== WHAT THE TASK REQUIRES ==
From the line containing "X-axis label: Humidex" through the end of the data, inclusive, swap "bounding boxes" for "box coordinates" and leave everything else unchanged.

[BEGIN INFORMATION SUPPLIED]

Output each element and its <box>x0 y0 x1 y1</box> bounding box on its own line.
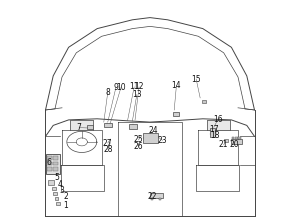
Bar <box>231 139 242 144</box>
Text: 15: 15 <box>191 75 201 84</box>
Bar <box>224 139 228 142</box>
Text: 9: 9 <box>113 83 118 92</box>
Text: 2: 2 <box>64 192 68 201</box>
Bar <box>104 123 112 127</box>
Text: 18: 18 <box>210 131 219 140</box>
Bar <box>53 167 58 171</box>
Bar <box>53 162 58 165</box>
Text: 11: 11 <box>129 82 139 91</box>
Text: 21: 21 <box>219 140 229 149</box>
Bar <box>48 180 54 185</box>
Text: 23: 23 <box>158 136 167 145</box>
Polygon shape <box>70 120 93 130</box>
Text: 7: 7 <box>77 123 82 132</box>
Bar <box>56 202 60 205</box>
Bar <box>173 112 179 116</box>
Bar <box>129 124 137 129</box>
Bar <box>159 198 161 200</box>
Bar <box>53 156 58 160</box>
Bar <box>55 197 58 200</box>
Text: 20: 20 <box>230 140 239 149</box>
Text: 14: 14 <box>172 81 181 90</box>
Text: 26: 26 <box>134 143 143 151</box>
Bar <box>143 133 158 143</box>
Bar <box>232 137 235 139</box>
Text: 27: 27 <box>103 139 112 147</box>
Bar <box>52 187 56 190</box>
Bar <box>151 198 153 200</box>
Bar <box>47 162 52 165</box>
Text: 5: 5 <box>55 173 60 182</box>
Polygon shape <box>207 120 230 130</box>
Text: 1: 1 <box>63 201 68 210</box>
Text: 25: 25 <box>134 135 143 144</box>
Text: 28: 28 <box>103 145 112 154</box>
Bar <box>238 137 241 139</box>
Text: 10: 10 <box>116 83 126 92</box>
Text: 6: 6 <box>47 158 52 167</box>
Bar <box>47 156 52 160</box>
Bar <box>210 128 215 137</box>
Text: 17: 17 <box>210 125 219 134</box>
Text: 13: 13 <box>132 90 142 99</box>
Text: 4: 4 <box>57 180 62 189</box>
Bar <box>150 192 163 198</box>
Text: 3: 3 <box>59 187 64 195</box>
Bar <box>47 167 52 171</box>
Bar <box>202 100 206 103</box>
Text: 12: 12 <box>134 82 144 91</box>
Text: 24: 24 <box>148 126 158 135</box>
Bar <box>53 192 57 195</box>
Bar <box>236 137 238 139</box>
Text: 22: 22 <box>148 192 157 201</box>
Text: 8: 8 <box>105 88 110 97</box>
Bar <box>87 125 94 129</box>
Text: 16: 16 <box>213 116 223 124</box>
Bar <box>46 154 60 174</box>
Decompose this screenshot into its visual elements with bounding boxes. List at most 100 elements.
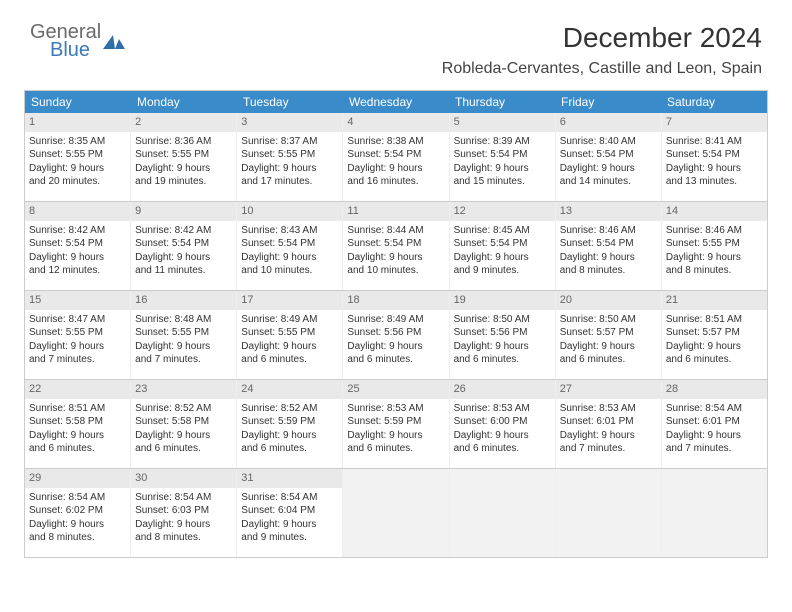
day-cell: 13Sunrise: 8:46 AMSunset: 5:54 PMDayligh…: [556, 202, 662, 290]
sunset-text: Sunset: 6:03 PM: [135, 504, 232, 518]
sunrise-text: Sunrise: 8:47 AM: [29, 313, 126, 327]
sunset-text: Sunset: 5:57 PM: [560, 326, 657, 340]
day-number: 9: [131, 202, 236, 221]
daylight-text-1: Daylight: 9 hours: [241, 429, 338, 443]
daylight-text-2: and 7 minutes.: [29, 353, 126, 367]
daylight-text-1: Daylight: 9 hours: [241, 518, 338, 532]
day-number: 1: [25, 113, 130, 132]
daylight-text-1: Daylight: 9 hours: [241, 251, 338, 265]
day-number: 7: [662, 113, 767, 132]
daylight-text-1: Daylight: 9 hours: [666, 162, 763, 176]
sunrise-text: Sunrise: 8:52 AM: [135, 402, 232, 416]
sunset-text: Sunset: 5:56 PM: [454, 326, 551, 340]
sunset-text: Sunset: 5:54 PM: [347, 237, 444, 251]
sunset-text: Sunset: 6:01 PM: [666, 415, 763, 429]
sunset-text: Sunset: 5:55 PM: [666, 237, 763, 251]
sunset-text: Sunset: 5:57 PM: [666, 326, 763, 340]
daylight-text-2: and 6 minutes.: [560, 353, 657, 367]
daylight-text-2: and 8 minutes.: [29, 531, 126, 545]
daylight-text-2: and 7 minutes.: [666, 442, 763, 456]
daylight-text-2: and 6 minutes.: [454, 442, 551, 456]
day-cell: 10Sunrise: 8:43 AMSunset: 5:54 PMDayligh…: [237, 202, 343, 290]
sunrise-text: Sunrise: 8:46 AM: [560, 224, 657, 238]
daylight-text-2: and 10 minutes.: [241, 264, 338, 278]
day-number: 22: [25, 380, 130, 399]
daylight-text-1: Daylight: 9 hours: [135, 162, 232, 176]
sunset-text: Sunset: 5:54 PM: [347, 148, 444, 162]
daylight-text-2: and 11 minutes.: [135, 264, 232, 278]
daylight-text-2: and 19 minutes.: [135, 175, 232, 189]
daylight-text-2: and 6 minutes.: [454, 353, 551, 367]
empty-day-cell: [343, 469, 449, 557]
weekday-header: Wednesday: [343, 91, 449, 113]
day-number: 19: [450, 291, 555, 310]
day-number: 20: [556, 291, 661, 310]
day-cell: 7Sunrise: 8:41 AMSunset: 5:54 PMDaylight…: [662, 113, 767, 201]
day-number: 31: [237, 469, 342, 488]
sunset-text: Sunset: 5:54 PM: [241, 237, 338, 251]
day-cell: 14Sunrise: 8:46 AMSunset: 5:55 PMDayligh…: [662, 202, 767, 290]
day-cell: 24Sunrise: 8:52 AMSunset: 5:59 PMDayligh…: [237, 380, 343, 468]
daylight-text-1: Daylight: 9 hours: [560, 162, 657, 176]
daylight-text-2: and 17 minutes.: [241, 175, 338, 189]
day-cell: 20Sunrise: 8:50 AMSunset: 5:57 PMDayligh…: [556, 291, 662, 379]
day-number: 30: [131, 469, 236, 488]
daylight-text-1: Daylight: 9 hours: [454, 162, 551, 176]
daylight-text-2: and 15 minutes.: [454, 175, 551, 189]
sunset-text: Sunset: 5:58 PM: [29, 415, 126, 429]
day-cell: 16Sunrise: 8:48 AMSunset: 5:55 PMDayligh…: [131, 291, 237, 379]
day-number: 21: [662, 291, 767, 310]
daylight-text-1: Daylight: 9 hours: [135, 340, 232, 354]
daylight-text-1: Daylight: 9 hours: [560, 251, 657, 265]
empty-day-cell: [662, 469, 767, 557]
daylight-text-2: and 8 minutes.: [135, 531, 232, 545]
day-cell: 30Sunrise: 8:54 AMSunset: 6:03 PMDayligh…: [131, 469, 237, 557]
daylight-text-1: Daylight: 9 hours: [347, 429, 444, 443]
day-cell: 4Sunrise: 8:38 AMSunset: 5:54 PMDaylight…: [343, 113, 449, 201]
weekday-header: Friday: [555, 91, 661, 113]
sunset-text: Sunset: 5:58 PM: [135, 415, 232, 429]
empty-day-cell: [450, 469, 556, 557]
daylight-text-2: and 6 minutes.: [241, 442, 338, 456]
sunrise-text: Sunrise: 8:51 AM: [29, 402, 126, 416]
daylight-text-2: and 6 minutes.: [666, 353, 763, 367]
daylight-text-1: Daylight: 9 hours: [241, 162, 338, 176]
daylight-text-2: and 7 minutes.: [560, 442, 657, 456]
daylight-text-2: and 6 minutes.: [347, 353, 444, 367]
daylight-text-2: and 8 minutes.: [666, 264, 763, 278]
sunrise-text: Sunrise: 8:53 AM: [347, 402, 444, 416]
daylight-text-2: and 8 minutes.: [560, 264, 657, 278]
sunrise-text: Sunrise: 8:36 AM: [135, 135, 232, 149]
day-cell: 21Sunrise: 8:51 AMSunset: 5:57 PMDayligh…: [662, 291, 767, 379]
sunset-text: Sunset: 5:54 PM: [29, 237, 126, 251]
day-cell: 18Sunrise: 8:49 AMSunset: 5:56 PMDayligh…: [343, 291, 449, 379]
daylight-text-1: Daylight: 9 hours: [135, 251, 232, 265]
day-number: 10: [237, 202, 342, 221]
daylight-text-1: Daylight: 9 hours: [29, 429, 126, 443]
day-cell: 2Sunrise: 8:36 AMSunset: 5:55 PMDaylight…: [131, 113, 237, 201]
daylight-text-2: and 9 minutes.: [454, 264, 551, 278]
week-row: 8Sunrise: 8:42 AMSunset: 5:54 PMDaylight…: [25, 202, 767, 291]
day-number: 8: [25, 202, 130, 221]
day-cell: 3Sunrise: 8:37 AMSunset: 5:55 PMDaylight…: [237, 113, 343, 201]
day-cell: 5Sunrise: 8:39 AMSunset: 5:54 PMDaylight…: [450, 113, 556, 201]
day-number: 25: [343, 380, 448, 399]
daylight-text-2: and 13 minutes.: [666, 175, 763, 189]
day-cell: 26Sunrise: 8:53 AMSunset: 6:00 PMDayligh…: [450, 380, 556, 468]
day-number: 29: [25, 469, 130, 488]
weekday-header: Thursday: [449, 91, 555, 113]
day-cell: 17Sunrise: 8:49 AMSunset: 5:55 PMDayligh…: [237, 291, 343, 379]
daylight-text-1: Daylight: 9 hours: [135, 518, 232, 532]
day-cell: 27Sunrise: 8:53 AMSunset: 6:01 PMDayligh…: [556, 380, 662, 468]
weekday-header: Monday: [131, 91, 237, 113]
day-cell: 15Sunrise: 8:47 AMSunset: 5:55 PMDayligh…: [25, 291, 131, 379]
day-number: 26: [450, 380, 555, 399]
sunrise-text: Sunrise: 8:40 AM: [560, 135, 657, 149]
sunset-text: Sunset: 5:55 PM: [241, 326, 338, 340]
sunset-text: Sunset: 6:04 PM: [241, 504, 338, 518]
daylight-text-2: and 10 minutes.: [347, 264, 444, 278]
sunset-text: Sunset: 6:02 PM: [29, 504, 126, 518]
day-number: 17: [237, 291, 342, 310]
sunrise-text: Sunrise: 8:49 AM: [347, 313, 444, 327]
day-number: 2: [131, 113, 236, 132]
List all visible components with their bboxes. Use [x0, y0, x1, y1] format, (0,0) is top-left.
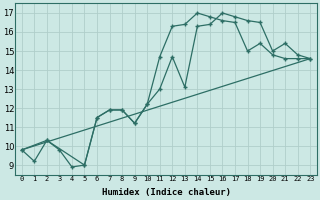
X-axis label: Humidex (Indice chaleur): Humidex (Indice chaleur)	[101, 188, 230, 197]
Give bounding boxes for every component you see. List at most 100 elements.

[END INFORMATION SUPPLIED]

== RESULT OF THE EXERCISE ==
X-axis label: Humidex (Indice chaleur): Humidex (Indice chaleur)	[101, 188, 230, 197]
Give box coordinates for every component you see. List at most 100 elements.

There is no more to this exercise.